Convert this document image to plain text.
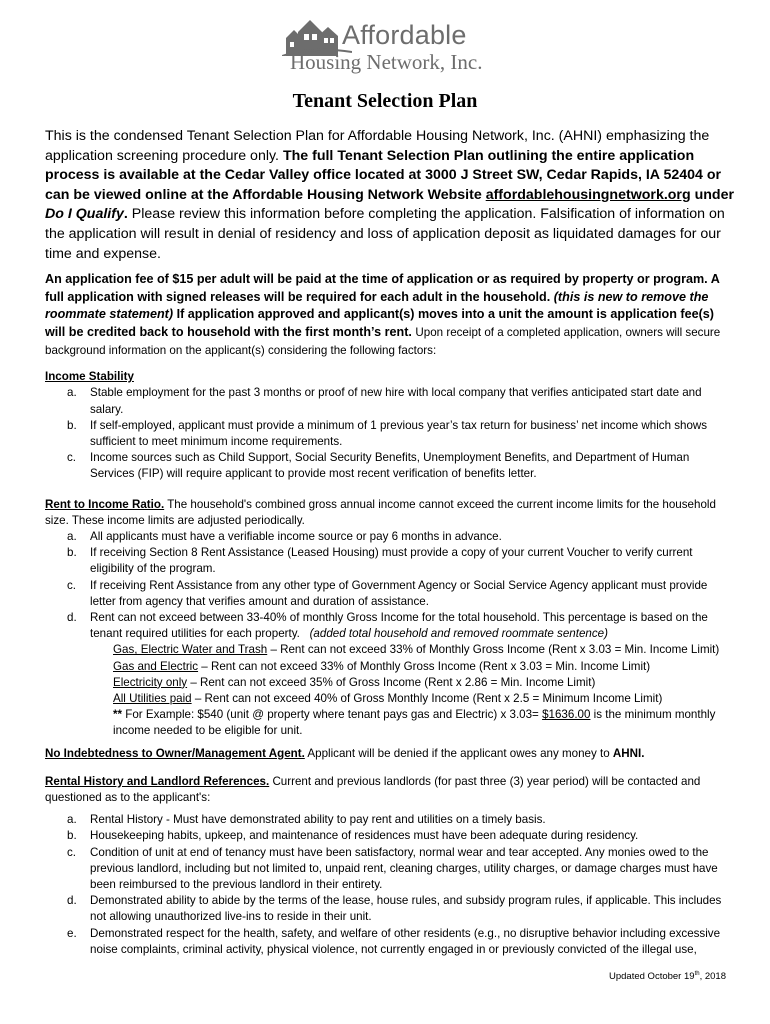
Affordable
Housing Network, Inc.
Tenant Selection Plan

This is the condensed Tenant Selection Plan for Affordable Housing Network, Inc. (AHNI) emphasizing the application screening procedure only. The full Tenant Selection Plan outlining the entire application process is available at the Cedar Valley office located at 3000 J Street SW, Cedar Rapids, IA 52404 or can be viewed online at the Affordable Housing Network Website affordablehousingnetwork.org under Do I Qualify. Please review this information before completing the application. Falsification of information on the application will result in denial of residency and loss of application deposit as liquidated damages for our time and expense.

An application fee of $15 per adult will be paid at the time of application or as required by property or program. A full application with signed releases will be required for each adult in the household. (this is new to remove the roommate statement) If application approved and applicant(s) moves into a unit the amount is application fee(s) will be credited back to household with the first month’s rent. Upon receipt of a completed application, owners will secure background information on the applicant(s) considering the following factors:

Income Stability
a. Stable employment for the past 3 months or proof of new hire with local company that verifies anticipated start date and salary.
b. If self-employed, applicant must provide a minimum of 1 previous year’s tax return for business’ net income which shows sufficient to meet minimum income requirements.
c. Income sources such as Child Support, Social Security Benefits, Unemployment Benefits, and Department of Human Services (FIP) will require applicant to provide most recent verification of benefits letter.
Rent to Income Ratio. The household's combined gross annual income cannot exceed the current income limits for the household size. These income limits are adjusted periodically.
a. All applicants must have a verifiable income source or pay 6 months in advance.
b. If receiving Section 8 Rent Assistance (Leased Housing) must provide a copy of your current Voucher to verify current eligibility of the program.
c. If receiving Rent Assistance from any other type of Government Agency or Social Service Agency applicant must provide letter from agency that verifies amount and duration of assistance.
d. Rent can not exceed between 33-40% of monthly Gross Income for the total household. This percentage is based on the tenant required utilities for each property. (added total household and removed roommate sentence)
Gas, Electric Water and Trash – Rent can not exceed 33% of Monthly Gross Income (Rent x 3.03 = Min. Income Limit)
Gas and Electric – Rent can not exceed 33% of Monthly Gross Income (Rent x 3.03 = Min. Income Limit)
Electricity only – Rent can not exceed 35% of Gross Income (Rent x 2.86 = Min. Income Limit)
All Utilities paid – Rent can not exceed 40% of Gross Monthly Income (Rent x 2.5 = Minimum Income Limit)
** For Example: $540 (unit @ property where tenant pays gas and Electric) x 3.03= $1636.00 is the minimum monthly income needed to be eligible for unit.
No Indebtedness to Owner/Management Agent. Applicant will be denied if the applicant owes any money to AHNI.
Rental History and Landlord References. Current and previous landlords (for past three (3) year period) will be contacted and questioned as to the applicant's:
a. Rental History - Must have demonstrated ability to pay rent and utilities on a timely basis.
b. Housekeeping habits, upkeep, and maintenance of residences must have been adequate during residency.
c. Condition of unit at end of tenancy must have been satisfactory, normal wear and tear accepted. Any monies owed to the previous landlord, including but not limited to, unpaid rent, cleaning charges, utility charges, or damage charges must have been reimbursed to the previous landlord in their entirety.
d. Demonstrated ability to abide by the terms of the lease, house rules, and subsidy program rules, if applicable. This includes not allowing unauthorized live-ins to reside in their unit.
e. Demonstrated respect for the health, safety, and welfare of other residents (e.g., no disruptive behavior including excessive noise complaints, criminal activity, physical violence, not currently engaged in or previously convicted of the illegal use,
Updated October 19th, 2018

____________________

Task details: Omit every image. Quote each record exactly.

Response:
Convert this document image to plain text.
Affordable
Housing Network, Inc.
Tenant Selection Plan

This is the condensed Tenant Selection Plan for Affordable Housing Network, Inc. (AHNI) emphasizing the application screening procedure only. The full Tenant Selection Plan outlining the entire application process is available at the Cedar Valley office located at 3000 J Street SW, Cedar Rapids, IA 52404 or can be viewed online at the Affordable Housing Network Website affordablehousingnetwork.org under Do I Qualify. Please review this information before completing the application. Falsification of information on the application will result in denial of residency and loss of application deposit as liquidated damages for our time and expense.

An application fee of $15 per adult will be paid at the time of application or as required by property or program. A full application with signed releases will be required for each adult in the household. (this is new to remove the roommate statement) If application approved and applicant(s) moves into a unit the amount is application fee(s) will be credited back to household with the first month’s rent. Upon receipt of a completed application, owners will secure background information on the applicant(s) considering the following factors:

Income Stability
a. Stable employment for the past 3 months or proof of new hire with local company that verifies anticipated start date and salary.
b. If self-employed, applicant must provide a minimum of 1 previous year’s tax return for business’ net income which shows sufficient to meet minimum income requirements.
c. Income sources such as Child Support, Social Security Benefits, Unemployment Benefits, and Department of Human Services (FIP) will require applicant to provide most recent verification of benefits letter.
Rent to Income Ratio. The household's combined gross annual income cannot exceed the current income limits for the household size. These income limits are adjusted periodically.
a. All applicants must have a verifiable income source or pay 6 months in advance.
b. If receiving Section 8 Rent Assistance (Leased Housing) must provide a copy of your current Voucher to verify current eligibility of the program.
c. If receiving Rent Assistance from any other type of Government Agency or Social Service Agency applicant must provide letter from agency that verifies amount and duration of assistance.
d. Rent can not exceed between 33-40% of monthly Gross Income for the total household. This percentage is based on the tenant required utilities for each property. (added total household and removed roommate sentence)
Gas, Electric Water and Trash – Rent can not exceed 33% of Monthly Gross Income (Rent x 3.03 = Min. Income Limit)
Gas and Electric – Rent can not exceed 33% of Monthly Gross Income (Rent x 3.03 = Min. Income Limit)
Electricity only – Rent can not exceed 35% of Gross Income (Rent x 2.86 = Min. Income Limit)
All Utilities paid – Rent can not exceed 40% of Gross Monthly Income (Rent x 2.5 = Minimum Income Limit)
** For Example: $540 (unit @ property where tenant pays gas and Electric) x 3.03= $1636.00 is the minimum monthly income needed to be eligible for unit.
No Indebtedness to Owner/Management Agent. Applicant will be denied if the applicant owes any money to AHNI.
Rental History and Landlord References. Current and previous landlords (for past three (3) year period) will be contacted and questioned as to the applicant's:
a. Rental History - Must have demonstrated ability to pay rent and utilities on a timely basis.
b. Housekeeping habits, upkeep, and maintenance of residences must have been adequate during residency.
c. Condition of unit at end of tenancy must have been satisfactory, normal wear and tear accepted. Any monies owed to the previous landlord, including but not limited to, unpaid rent, cleaning charges, utility charges, or damage charges must have been reimbursed to the previous landlord in their entirety.
d. Demonstrated ability to abide by the terms of the lease, house rules, and subsidy program rules, if applicable. This includes not allowing unauthorized live-ins to reside in their unit.
e. Demonstrated respect for the health, safety, and welfare of other residents (e.g., no disruptive behavior including excessive noise complaints, criminal activity, physical violence, not currently engaged in or previously convicted of the illegal use,
Updated October 19th, 2018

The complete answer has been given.